*Source records*
====
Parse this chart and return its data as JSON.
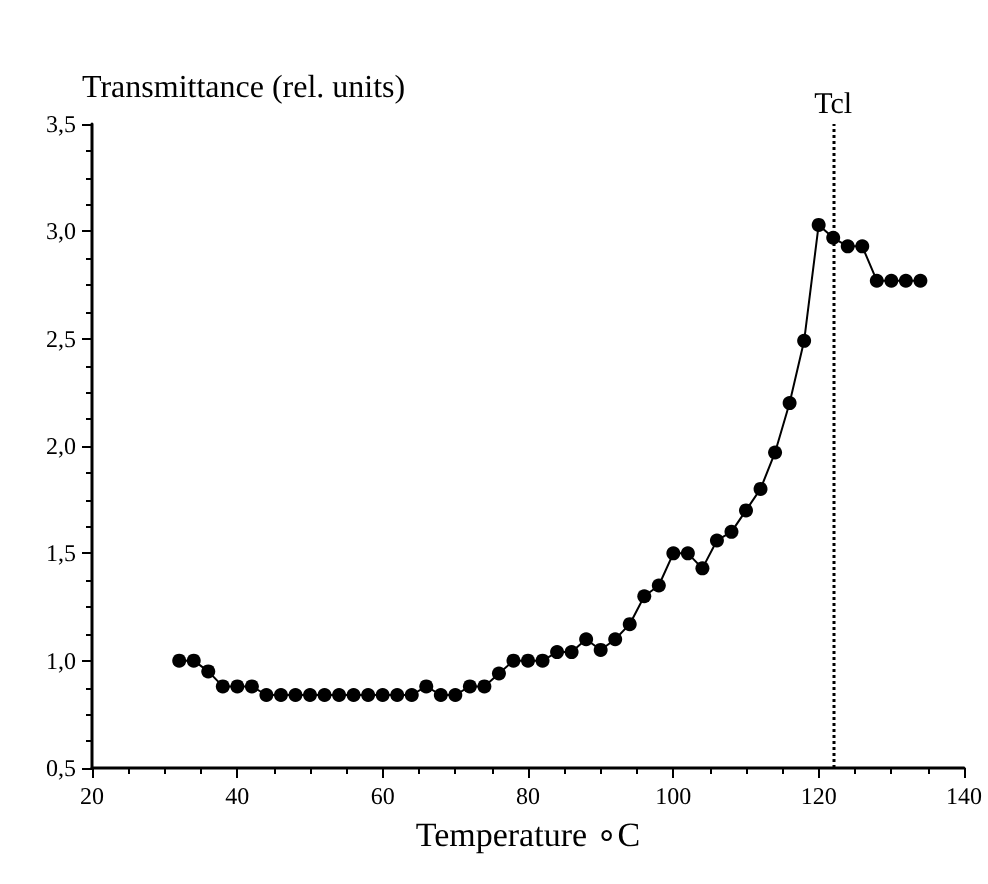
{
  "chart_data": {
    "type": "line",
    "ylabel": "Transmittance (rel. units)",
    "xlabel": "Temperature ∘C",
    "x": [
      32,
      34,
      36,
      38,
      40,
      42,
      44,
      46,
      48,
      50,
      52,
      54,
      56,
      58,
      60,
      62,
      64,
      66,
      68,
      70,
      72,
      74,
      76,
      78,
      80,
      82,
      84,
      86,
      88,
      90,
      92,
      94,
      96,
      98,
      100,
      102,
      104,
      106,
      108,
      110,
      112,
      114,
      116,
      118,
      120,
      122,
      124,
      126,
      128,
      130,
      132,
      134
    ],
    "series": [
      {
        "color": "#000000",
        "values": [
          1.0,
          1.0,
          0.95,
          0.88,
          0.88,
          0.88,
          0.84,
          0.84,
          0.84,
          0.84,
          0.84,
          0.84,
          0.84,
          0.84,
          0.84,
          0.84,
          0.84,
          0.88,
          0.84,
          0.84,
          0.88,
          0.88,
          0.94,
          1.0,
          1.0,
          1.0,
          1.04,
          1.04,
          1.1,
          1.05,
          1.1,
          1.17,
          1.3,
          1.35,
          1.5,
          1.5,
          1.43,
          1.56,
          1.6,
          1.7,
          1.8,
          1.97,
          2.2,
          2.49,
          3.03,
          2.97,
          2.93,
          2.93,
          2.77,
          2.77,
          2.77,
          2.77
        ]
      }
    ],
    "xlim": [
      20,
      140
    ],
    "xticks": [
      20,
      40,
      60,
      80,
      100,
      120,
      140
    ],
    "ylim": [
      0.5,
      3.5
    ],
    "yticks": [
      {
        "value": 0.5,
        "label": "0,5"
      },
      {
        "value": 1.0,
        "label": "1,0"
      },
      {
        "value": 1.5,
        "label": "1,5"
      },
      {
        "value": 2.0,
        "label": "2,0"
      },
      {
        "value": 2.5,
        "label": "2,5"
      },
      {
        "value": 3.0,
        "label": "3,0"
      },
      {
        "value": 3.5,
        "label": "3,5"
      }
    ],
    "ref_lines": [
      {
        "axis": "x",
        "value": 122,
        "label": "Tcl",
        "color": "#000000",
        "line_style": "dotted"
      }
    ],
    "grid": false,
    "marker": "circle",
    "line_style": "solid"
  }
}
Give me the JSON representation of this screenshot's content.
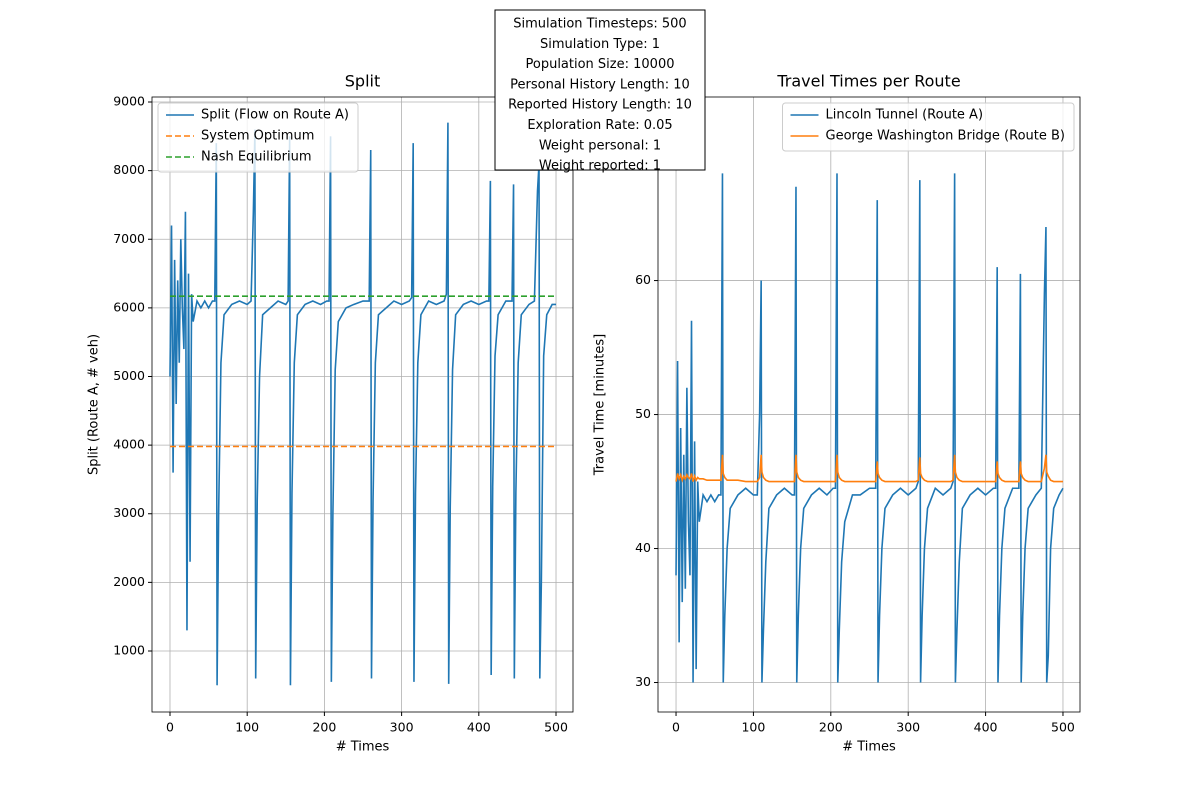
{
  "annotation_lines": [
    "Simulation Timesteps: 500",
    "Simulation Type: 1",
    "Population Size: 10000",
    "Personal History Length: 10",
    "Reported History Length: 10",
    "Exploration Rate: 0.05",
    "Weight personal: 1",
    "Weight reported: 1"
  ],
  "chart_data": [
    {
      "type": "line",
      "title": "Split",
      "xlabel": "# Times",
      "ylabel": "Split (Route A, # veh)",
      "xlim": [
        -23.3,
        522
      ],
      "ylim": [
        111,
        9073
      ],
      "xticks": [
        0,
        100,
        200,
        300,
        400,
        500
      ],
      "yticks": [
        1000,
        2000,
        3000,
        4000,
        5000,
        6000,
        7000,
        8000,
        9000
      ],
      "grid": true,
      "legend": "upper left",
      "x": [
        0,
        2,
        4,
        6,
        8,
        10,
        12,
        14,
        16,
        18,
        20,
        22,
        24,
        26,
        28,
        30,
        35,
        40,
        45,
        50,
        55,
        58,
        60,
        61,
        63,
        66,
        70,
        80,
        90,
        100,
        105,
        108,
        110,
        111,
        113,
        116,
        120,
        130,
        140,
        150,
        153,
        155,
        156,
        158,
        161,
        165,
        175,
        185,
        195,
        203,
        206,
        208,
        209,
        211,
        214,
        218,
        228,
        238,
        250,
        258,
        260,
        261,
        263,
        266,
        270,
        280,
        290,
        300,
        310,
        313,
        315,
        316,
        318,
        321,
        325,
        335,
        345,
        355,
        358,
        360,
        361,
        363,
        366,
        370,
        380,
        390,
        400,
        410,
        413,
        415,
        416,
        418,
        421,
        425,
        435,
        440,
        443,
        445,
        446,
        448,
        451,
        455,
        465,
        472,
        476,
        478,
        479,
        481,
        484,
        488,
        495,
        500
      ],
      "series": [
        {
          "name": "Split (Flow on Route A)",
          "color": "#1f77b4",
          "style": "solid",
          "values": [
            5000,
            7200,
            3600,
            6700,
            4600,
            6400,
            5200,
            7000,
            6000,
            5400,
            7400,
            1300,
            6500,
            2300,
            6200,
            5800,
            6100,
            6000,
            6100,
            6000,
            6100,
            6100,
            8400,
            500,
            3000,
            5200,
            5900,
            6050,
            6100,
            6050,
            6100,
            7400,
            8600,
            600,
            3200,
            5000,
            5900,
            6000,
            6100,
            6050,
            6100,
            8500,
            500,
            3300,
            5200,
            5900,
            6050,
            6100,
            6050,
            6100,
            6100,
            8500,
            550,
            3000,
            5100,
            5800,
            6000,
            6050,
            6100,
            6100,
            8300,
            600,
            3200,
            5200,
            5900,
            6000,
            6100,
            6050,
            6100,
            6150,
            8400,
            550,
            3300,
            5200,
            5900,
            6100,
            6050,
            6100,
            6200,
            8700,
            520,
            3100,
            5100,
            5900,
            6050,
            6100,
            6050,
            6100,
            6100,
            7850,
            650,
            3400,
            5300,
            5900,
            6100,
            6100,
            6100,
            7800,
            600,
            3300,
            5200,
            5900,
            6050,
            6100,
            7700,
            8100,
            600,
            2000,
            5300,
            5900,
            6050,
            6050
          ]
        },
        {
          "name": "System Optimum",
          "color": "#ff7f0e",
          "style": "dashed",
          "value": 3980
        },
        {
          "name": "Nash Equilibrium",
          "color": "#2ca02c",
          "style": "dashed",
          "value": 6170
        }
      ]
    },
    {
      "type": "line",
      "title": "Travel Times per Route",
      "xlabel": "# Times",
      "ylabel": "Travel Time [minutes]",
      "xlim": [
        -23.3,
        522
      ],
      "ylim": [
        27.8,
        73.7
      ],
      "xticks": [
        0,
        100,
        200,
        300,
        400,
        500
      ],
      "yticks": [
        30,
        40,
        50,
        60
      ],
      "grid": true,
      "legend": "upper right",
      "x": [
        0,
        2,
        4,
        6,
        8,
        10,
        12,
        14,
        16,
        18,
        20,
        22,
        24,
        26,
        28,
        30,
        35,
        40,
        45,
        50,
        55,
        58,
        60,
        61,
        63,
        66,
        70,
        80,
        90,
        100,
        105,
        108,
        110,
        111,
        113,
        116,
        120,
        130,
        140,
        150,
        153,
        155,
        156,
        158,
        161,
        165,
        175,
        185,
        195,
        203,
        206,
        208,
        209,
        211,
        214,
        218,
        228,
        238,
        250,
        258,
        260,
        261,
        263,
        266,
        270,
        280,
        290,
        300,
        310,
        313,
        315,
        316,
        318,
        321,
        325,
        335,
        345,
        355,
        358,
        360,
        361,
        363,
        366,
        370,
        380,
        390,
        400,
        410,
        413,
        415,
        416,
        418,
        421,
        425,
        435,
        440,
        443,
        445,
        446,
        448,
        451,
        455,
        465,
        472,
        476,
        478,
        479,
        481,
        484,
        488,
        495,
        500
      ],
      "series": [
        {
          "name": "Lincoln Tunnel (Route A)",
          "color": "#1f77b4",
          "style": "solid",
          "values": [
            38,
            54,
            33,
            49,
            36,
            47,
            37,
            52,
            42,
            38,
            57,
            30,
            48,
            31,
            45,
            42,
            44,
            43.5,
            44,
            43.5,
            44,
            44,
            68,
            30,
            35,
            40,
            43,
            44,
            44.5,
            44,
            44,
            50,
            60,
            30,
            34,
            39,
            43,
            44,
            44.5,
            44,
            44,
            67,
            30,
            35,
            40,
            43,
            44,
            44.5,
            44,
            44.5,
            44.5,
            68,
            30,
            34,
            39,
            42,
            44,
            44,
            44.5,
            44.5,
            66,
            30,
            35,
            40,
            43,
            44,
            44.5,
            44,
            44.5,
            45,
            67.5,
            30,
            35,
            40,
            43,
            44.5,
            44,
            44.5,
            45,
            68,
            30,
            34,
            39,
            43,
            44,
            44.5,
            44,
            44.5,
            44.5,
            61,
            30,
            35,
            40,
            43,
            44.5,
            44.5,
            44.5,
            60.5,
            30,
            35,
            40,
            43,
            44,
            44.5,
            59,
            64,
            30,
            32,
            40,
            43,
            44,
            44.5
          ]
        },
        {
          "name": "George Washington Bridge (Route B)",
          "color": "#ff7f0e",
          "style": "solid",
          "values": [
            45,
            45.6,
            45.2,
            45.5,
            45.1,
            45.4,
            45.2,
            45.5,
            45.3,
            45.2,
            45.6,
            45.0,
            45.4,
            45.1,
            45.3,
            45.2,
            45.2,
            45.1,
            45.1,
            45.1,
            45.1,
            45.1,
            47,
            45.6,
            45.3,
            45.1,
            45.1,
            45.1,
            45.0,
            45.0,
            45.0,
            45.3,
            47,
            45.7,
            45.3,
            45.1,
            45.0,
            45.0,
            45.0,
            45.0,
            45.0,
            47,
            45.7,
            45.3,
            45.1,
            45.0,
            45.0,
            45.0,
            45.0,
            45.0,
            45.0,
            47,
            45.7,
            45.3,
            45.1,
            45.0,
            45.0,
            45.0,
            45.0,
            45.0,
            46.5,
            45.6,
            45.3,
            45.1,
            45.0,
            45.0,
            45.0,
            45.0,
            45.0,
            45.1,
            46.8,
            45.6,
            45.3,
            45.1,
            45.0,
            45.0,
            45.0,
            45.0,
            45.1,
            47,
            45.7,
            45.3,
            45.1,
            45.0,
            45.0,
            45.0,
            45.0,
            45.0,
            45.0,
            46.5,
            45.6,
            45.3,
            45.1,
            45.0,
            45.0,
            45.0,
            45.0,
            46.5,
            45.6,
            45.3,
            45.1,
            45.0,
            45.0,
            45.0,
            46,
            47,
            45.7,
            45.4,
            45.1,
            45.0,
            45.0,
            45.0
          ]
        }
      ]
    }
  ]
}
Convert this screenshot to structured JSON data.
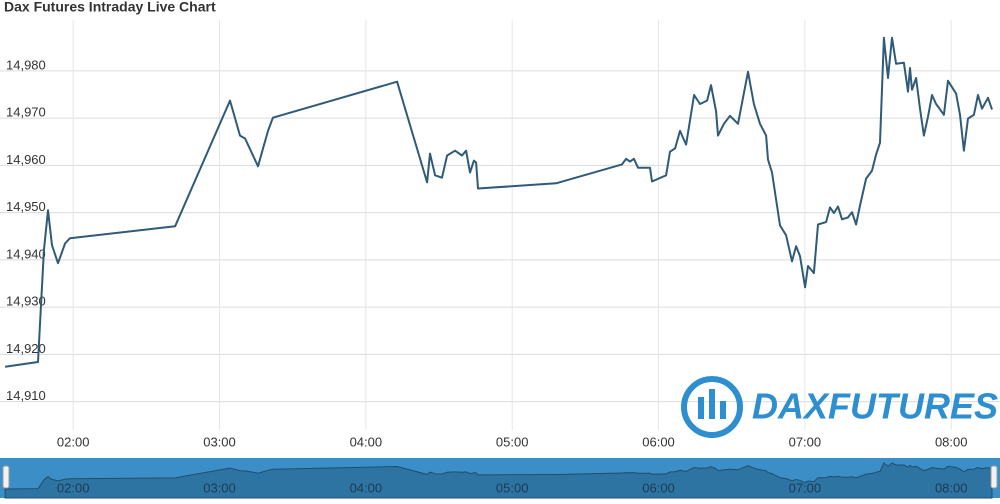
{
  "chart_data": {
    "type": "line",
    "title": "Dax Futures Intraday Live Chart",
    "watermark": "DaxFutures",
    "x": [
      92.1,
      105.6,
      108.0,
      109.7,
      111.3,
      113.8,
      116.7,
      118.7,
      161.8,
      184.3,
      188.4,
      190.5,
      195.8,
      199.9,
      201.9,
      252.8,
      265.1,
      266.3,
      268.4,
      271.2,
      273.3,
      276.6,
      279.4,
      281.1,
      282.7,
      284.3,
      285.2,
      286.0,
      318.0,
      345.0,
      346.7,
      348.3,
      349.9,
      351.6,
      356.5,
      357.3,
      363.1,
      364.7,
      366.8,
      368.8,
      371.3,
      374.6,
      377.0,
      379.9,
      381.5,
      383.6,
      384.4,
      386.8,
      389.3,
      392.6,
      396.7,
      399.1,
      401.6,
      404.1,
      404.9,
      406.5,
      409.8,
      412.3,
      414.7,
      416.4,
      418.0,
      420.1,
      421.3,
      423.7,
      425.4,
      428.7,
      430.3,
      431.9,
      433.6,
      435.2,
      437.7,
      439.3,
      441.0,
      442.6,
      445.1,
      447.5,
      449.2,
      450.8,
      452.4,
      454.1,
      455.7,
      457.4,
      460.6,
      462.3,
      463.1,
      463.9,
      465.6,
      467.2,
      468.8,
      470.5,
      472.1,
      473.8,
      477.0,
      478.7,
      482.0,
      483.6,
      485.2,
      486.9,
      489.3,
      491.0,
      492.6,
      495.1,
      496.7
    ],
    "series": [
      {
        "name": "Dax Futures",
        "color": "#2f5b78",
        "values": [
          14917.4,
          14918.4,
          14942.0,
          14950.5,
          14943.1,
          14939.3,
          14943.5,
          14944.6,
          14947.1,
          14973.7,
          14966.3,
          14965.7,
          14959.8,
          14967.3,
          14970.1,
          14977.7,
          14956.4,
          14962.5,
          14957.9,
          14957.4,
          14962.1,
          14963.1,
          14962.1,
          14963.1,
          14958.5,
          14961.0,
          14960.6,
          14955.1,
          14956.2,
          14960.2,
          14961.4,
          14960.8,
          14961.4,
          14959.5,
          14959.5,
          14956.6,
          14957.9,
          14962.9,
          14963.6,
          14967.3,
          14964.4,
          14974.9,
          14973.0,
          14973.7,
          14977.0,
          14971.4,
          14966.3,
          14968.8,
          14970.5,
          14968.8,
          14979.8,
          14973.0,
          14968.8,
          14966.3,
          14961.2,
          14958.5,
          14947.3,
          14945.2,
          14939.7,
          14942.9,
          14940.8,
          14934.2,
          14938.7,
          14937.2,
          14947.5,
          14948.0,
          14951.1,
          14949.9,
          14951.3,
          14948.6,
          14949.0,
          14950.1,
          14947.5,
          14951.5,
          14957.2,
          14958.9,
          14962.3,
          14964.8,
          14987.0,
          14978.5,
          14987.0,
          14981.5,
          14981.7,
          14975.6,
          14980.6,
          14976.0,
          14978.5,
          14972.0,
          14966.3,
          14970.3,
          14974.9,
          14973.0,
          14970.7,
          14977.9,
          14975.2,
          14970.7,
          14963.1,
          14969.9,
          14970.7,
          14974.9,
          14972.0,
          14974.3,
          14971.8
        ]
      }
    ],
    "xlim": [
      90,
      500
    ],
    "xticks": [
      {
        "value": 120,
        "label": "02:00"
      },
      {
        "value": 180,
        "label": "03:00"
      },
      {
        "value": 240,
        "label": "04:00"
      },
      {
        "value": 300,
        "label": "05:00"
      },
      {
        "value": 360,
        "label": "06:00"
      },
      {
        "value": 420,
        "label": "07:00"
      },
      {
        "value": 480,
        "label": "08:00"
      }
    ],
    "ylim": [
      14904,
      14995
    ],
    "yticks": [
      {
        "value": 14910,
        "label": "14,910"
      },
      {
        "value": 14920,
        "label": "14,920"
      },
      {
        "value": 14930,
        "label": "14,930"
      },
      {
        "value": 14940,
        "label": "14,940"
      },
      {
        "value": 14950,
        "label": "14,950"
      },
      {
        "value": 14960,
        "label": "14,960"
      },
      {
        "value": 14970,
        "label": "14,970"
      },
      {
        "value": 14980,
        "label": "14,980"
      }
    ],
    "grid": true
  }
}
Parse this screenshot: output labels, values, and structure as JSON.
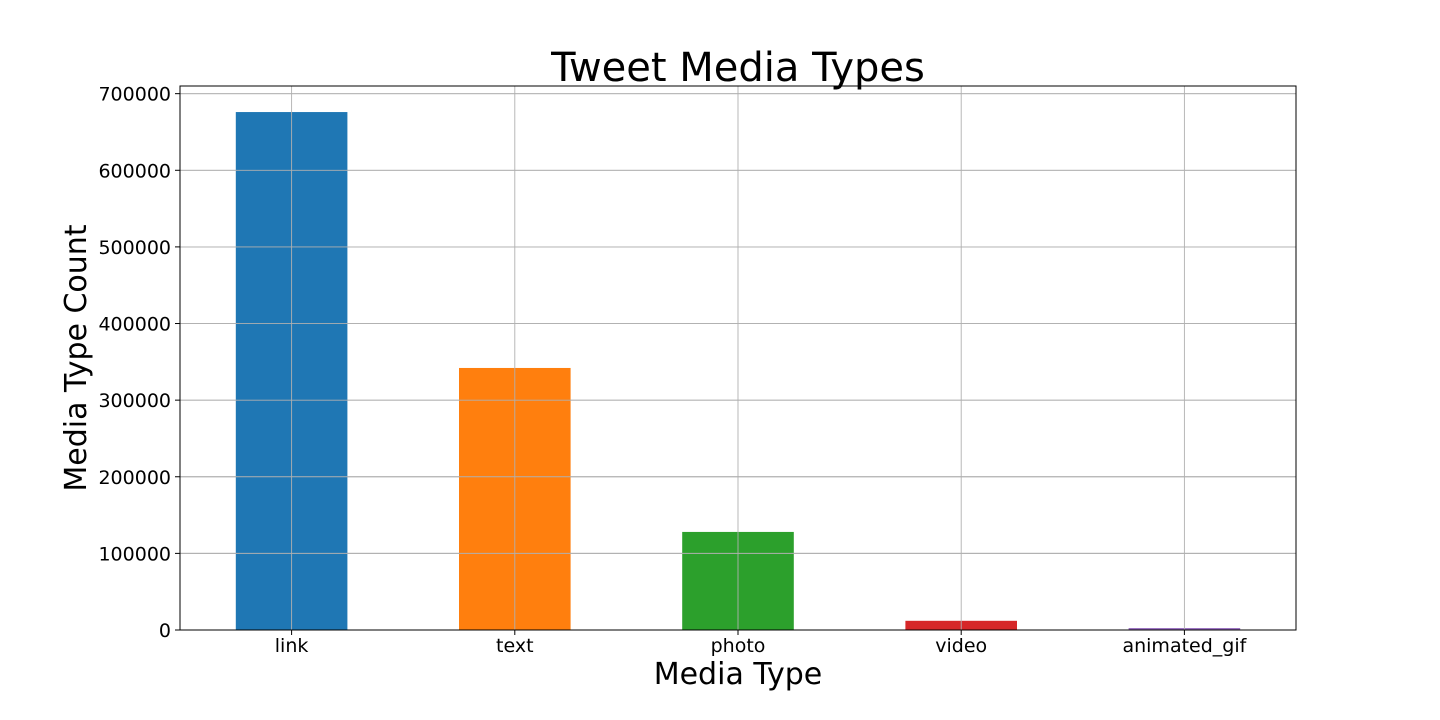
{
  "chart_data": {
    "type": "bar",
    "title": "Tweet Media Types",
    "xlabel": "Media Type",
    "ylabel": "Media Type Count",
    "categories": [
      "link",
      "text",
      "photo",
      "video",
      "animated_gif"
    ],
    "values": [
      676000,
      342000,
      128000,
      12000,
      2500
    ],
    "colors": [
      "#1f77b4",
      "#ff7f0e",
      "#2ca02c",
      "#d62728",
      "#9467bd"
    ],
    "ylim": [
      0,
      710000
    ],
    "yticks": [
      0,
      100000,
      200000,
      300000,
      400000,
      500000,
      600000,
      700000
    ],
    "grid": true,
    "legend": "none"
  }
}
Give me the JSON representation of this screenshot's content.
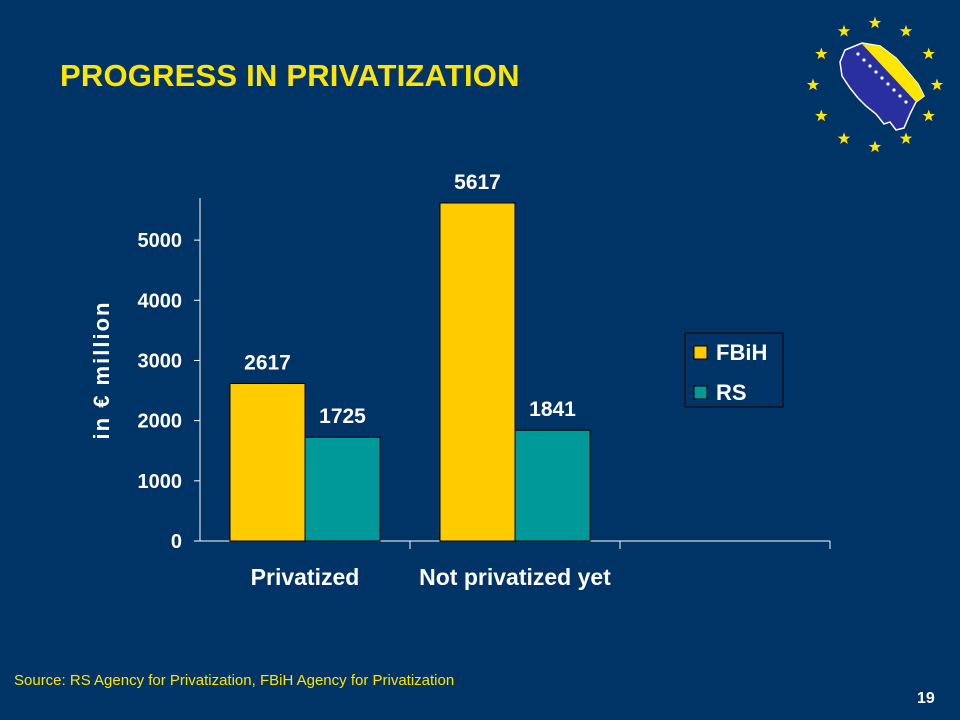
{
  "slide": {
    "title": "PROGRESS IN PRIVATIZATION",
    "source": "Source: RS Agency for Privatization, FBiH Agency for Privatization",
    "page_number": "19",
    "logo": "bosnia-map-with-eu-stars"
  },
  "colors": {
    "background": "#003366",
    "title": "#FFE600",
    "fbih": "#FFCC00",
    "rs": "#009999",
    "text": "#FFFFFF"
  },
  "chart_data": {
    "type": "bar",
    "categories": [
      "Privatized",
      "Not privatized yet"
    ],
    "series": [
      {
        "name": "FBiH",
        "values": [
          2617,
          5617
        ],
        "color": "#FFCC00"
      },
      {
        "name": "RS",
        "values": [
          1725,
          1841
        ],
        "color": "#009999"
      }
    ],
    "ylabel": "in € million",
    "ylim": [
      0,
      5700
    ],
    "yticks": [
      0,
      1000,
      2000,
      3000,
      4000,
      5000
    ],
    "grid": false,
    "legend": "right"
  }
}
====
*WORK TO COMPLETE*
Give every line of the material that includes the string "xlabel".

*THE RESULT*
    "xlabel": "Temperature ∘C",
      "xlabel": "# Times",
      "xlabel": "# Times",
    "xlabel": "Media Type",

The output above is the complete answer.